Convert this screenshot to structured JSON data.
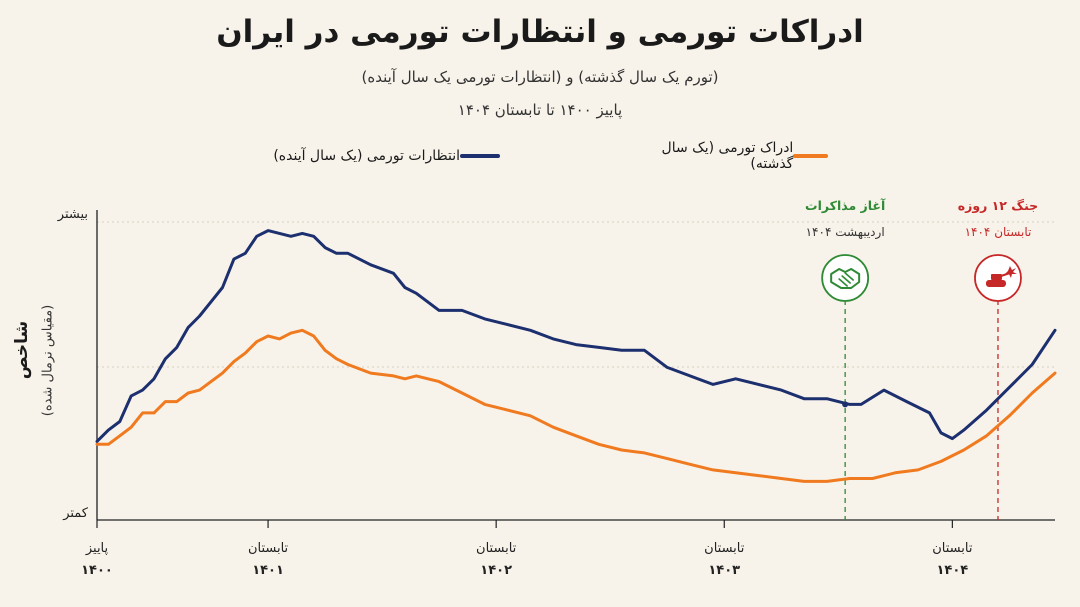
{
  "header": {
    "title": "ادراکات تورمی و انتظارات تورمی در ایران",
    "subtitle": "(تورم یک سال گذشته) و (انتظارات تورمی یک سال آینده)",
    "period": "پاییز ۱۴۰۰ تا تابستان ۱۴۰۴"
  },
  "axis": {
    "ylabel": "شاخص",
    "ylabel_sub": "(مقیاس نرمال شده)",
    "ytop": "بیشتر",
    "ybottom": "کمتر"
  },
  "chart_data": {
    "type": "line",
    "title": "ادراکات تورمی و انتظارات تورمی در ایران",
    "x_ticks": [
      {
        "season": "پاییز",
        "year": "۱۴۰۰",
        "t": 0
      },
      {
        "season": "تابستان",
        "year": "۱۴۰۱",
        "t": 0.75
      },
      {
        "season": "تابستان",
        "year": "۱۴۰۲",
        "t": 1.75
      },
      {
        "season": "تابستان",
        "year": "۱۴۰۳",
        "t": 2.75
      },
      {
        "season": "تابستان",
        "year": "۱۴۰۴",
        "t": 3.75
      }
    ],
    "xlim": [
      0,
      4.2
    ],
    "ylim": [
      0,
      100
    ],
    "grid": "horizontal-dotted",
    "legend": "top",
    "series": [
      {
        "name": "انتظارات تورمی (یک سال آینده)",
        "color": "#1c2f6e",
        "points": [
          [
            0,
            23
          ],
          [
            0.05,
            27
          ],
          [
            0.1,
            30
          ],
          [
            0.15,
            39
          ],
          [
            0.2,
            41
          ],
          [
            0.25,
            45
          ],
          [
            0.3,
            52
          ],
          [
            0.35,
            56
          ],
          [
            0.4,
            63
          ],
          [
            0.45,
            67
          ],
          [
            0.5,
            72
          ],
          [
            0.55,
            77
          ],
          [
            0.6,
            87
          ],
          [
            0.65,
            89
          ],
          [
            0.7,
            95
          ],
          [
            0.75,
            97
          ],
          [
            0.8,
            96
          ],
          [
            0.85,
            95
          ],
          [
            0.9,
            96
          ],
          [
            0.95,
            95
          ],
          [
            1.0,
            91
          ],
          [
            1.05,
            89
          ],
          [
            1.1,
            89
          ],
          [
            1.2,
            85
          ],
          [
            1.3,
            82
          ],
          [
            1.35,
            77
          ],
          [
            1.4,
            75
          ],
          [
            1.5,
            69
          ],
          [
            1.6,
            69
          ],
          [
            1.7,
            66
          ],
          [
            1.8,
            64
          ],
          [
            1.9,
            62
          ],
          [
            2.0,
            59
          ],
          [
            2.1,
            57
          ],
          [
            2.2,
            56
          ],
          [
            2.3,
            55
          ],
          [
            2.4,
            55
          ],
          [
            2.5,
            49
          ],
          [
            2.6,
            46
          ],
          [
            2.7,
            43
          ],
          [
            2.8,
            45
          ],
          [
            2.9,
            43
          ],
          [
            3.0,
            41
          ],
          [
            3.1,
            38
          ],
          [
            3.2,
            38
          ],
          [
            3.3,
            36
          ],
          [
            3.35,
            36
          ],
          [
            3.45,
            41
          ],
          [
            3.55,
            37
          ],
          [
            3.65,
            33
          ],
          [
            3.7,
            26
          ],
          [
            3.75,
            24
          ],
          [
            3.8,
            27
          ],
          [
            3.9,
            34
          ],
          [
            4.0,
            42
          ],
          [
            4.1,
            50
          ],
          [
            4.2,
            62
          ]
        ]
      },
      {
        "name": "ادراک تورمی (یک سال گذشته)",
        "color": "#f07a1f",
        "points": [
          [
            0,
            22
          ],
          [
            0.05,
            22
          ],
          [
            0.1,
            25
          ],
          [
            0.15,
            28
          ],
          [
            0.2,
            33
          ],
          [
            0.25,
            33
          ],
          [
            0.3,
            37
          ],
          [
            0.35,
            37
          ],
          [
            0.4,
            40
          ],
          [
            0.45,
            41
          ],
          [
            0.5,
            44
          ],
          [
            0.55,
            47
          ],
          [
            0.6,
            51
          ],
          [
            0.65,
            54
          ],
          [
            0.7,
            58
          ],
          [
            0.75,
            60
          ],
          [
            0.8,
            59
          ],
          [
            0.85,
            61
          ],
          [
            0.9,
            62
          ],
          [
            0.95,
            60
          ],
          [
            1.0,
            55
          ],
          [
            1.05,
            52
          ],
          [
            1.1,
            50
          ],
          [
            1.2,
            47
          ],
          [
            1.3,
            46
          ],
          [
            1.35,
            45
          ],
          [
            1.4,
            46
          ],
          [
            1.5,
            44
          ],
          [
            1.6,
            40
          ],
          [
            1.7,
            36
          ],
          [
            1.8,
            34
          ],
          [
            1.9,
            32
          ],
          [
            2.0,
            28
          ],
          [
            2.1,
            25
          ],
          [
            2.2,
            22
          ],
          [
            2.3,
            20
          ],
          [
            2.4,
            19
          ],
          [
            2.5,
            17
          ],
          [
            2.6,
            15
          ],
          [
            2.7,
            13
          ],
          [
            2.8,
            12
          ],
          [
            2.9,
            11
          ],
          [
            3.0,
            10
          ],
          [
            3.1,
            9
          ],
          [
            3.2,
            9
          ],
          [
            3.3,
            10
          ],
          [
            3.4,
            10
          ],
          [
            3.5,
            12
          ],
          [
            3.6,
            13
          ],
          [
            3.7,
            16
          ],
          [
            3.8,
            20
          ],
          [
            3.9,
            25
          ],
          [
            4.0,
            32
          ],
          [
            4.1,
            40
          ],
          [
            4.2,
            47
          ]
        ]
      }
    ],
    "events": [
      {
        "t": 3.28,
        "label": "آغاز مذاکرات",
        "date": "اردیبهشت ۱۴۰۴",
        "color": "#2e8a35",
        "icon": "handshake-icon"
      },
      {
        "t": 3.95,
        "label": "جنگ ۱۲ روزه",
        "date": "تابستان ۱۴۰۴",
        "color": "#c62828",
        "icon": "tank-icon"
      }
    ]
  }
}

--------------------

## Exercise brief
From the listing above, copy all lines holding the word "color".

## Solution to this task
        "color": "#1c2f6e",
        "color": "#f07a1f",
        "color": "#2e8a35",
        "color": "#c62828",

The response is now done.